>> BEGIN Input records
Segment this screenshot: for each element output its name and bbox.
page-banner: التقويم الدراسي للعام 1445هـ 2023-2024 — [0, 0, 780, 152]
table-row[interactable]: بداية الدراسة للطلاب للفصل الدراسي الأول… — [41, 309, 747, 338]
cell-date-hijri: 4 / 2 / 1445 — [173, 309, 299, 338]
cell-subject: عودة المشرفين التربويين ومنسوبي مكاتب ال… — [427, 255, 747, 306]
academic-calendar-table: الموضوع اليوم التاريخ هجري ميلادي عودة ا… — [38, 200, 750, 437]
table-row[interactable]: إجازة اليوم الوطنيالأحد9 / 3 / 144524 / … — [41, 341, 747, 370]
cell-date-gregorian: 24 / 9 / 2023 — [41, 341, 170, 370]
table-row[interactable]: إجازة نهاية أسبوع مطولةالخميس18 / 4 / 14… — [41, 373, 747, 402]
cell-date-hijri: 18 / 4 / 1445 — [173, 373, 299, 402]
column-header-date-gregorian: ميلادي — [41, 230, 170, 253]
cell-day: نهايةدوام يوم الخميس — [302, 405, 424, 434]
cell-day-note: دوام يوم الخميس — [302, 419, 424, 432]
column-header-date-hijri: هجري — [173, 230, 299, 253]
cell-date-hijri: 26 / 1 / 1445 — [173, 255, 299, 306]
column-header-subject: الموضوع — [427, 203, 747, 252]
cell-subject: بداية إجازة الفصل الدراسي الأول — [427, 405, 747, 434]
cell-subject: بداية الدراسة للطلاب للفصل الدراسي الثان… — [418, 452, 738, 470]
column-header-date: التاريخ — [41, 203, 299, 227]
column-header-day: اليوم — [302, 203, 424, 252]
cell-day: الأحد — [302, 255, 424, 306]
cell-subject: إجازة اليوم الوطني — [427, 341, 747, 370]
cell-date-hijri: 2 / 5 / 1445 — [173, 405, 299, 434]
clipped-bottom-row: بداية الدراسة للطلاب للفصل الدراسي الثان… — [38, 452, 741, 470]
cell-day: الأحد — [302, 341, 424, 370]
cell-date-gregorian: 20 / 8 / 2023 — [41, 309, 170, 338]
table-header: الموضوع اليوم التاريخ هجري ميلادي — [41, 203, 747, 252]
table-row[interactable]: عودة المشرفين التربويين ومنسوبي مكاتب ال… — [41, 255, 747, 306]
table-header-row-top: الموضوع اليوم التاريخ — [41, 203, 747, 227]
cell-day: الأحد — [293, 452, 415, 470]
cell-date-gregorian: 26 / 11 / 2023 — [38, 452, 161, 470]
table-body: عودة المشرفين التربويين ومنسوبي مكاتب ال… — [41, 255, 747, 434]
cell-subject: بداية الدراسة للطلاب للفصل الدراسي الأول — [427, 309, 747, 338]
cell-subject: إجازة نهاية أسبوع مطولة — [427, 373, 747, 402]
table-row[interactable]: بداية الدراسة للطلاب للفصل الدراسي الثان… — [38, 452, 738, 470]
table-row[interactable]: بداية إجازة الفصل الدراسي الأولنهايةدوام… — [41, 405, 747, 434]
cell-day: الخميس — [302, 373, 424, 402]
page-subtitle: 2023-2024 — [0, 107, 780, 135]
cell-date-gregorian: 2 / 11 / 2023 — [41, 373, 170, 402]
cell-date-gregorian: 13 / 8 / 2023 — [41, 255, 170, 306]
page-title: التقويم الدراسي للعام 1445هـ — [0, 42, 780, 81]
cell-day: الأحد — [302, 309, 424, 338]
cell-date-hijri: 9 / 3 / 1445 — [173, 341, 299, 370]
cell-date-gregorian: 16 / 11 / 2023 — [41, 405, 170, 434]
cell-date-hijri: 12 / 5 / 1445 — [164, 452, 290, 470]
>> END Input records
§ What you need to do:
Copy the records from their start through the line containing "cell-subject: عودة المشرفين", inclusive, replacing "bbox" with "bounding box". Change nothing else, and give only those lines.

§ Full response:
Segment this screenshot: for each element output its name and bounding box.
page-banner: التقويم الدراسي للعام 1445هـ 2023-2024 — [0, 0, 780, 152]
table-row[interactable]: بداية الدراسة للطلاب للفصل الدراسي الأول… — [41, 309, 747, 338]
cell-date-hijri: 4 / 2 / 1445 — [173, 309, 299, 338]
cell-subject: عودة المشرفين التربويين ومنسوبي مكاتب ال… — [427, 255, 747, 306]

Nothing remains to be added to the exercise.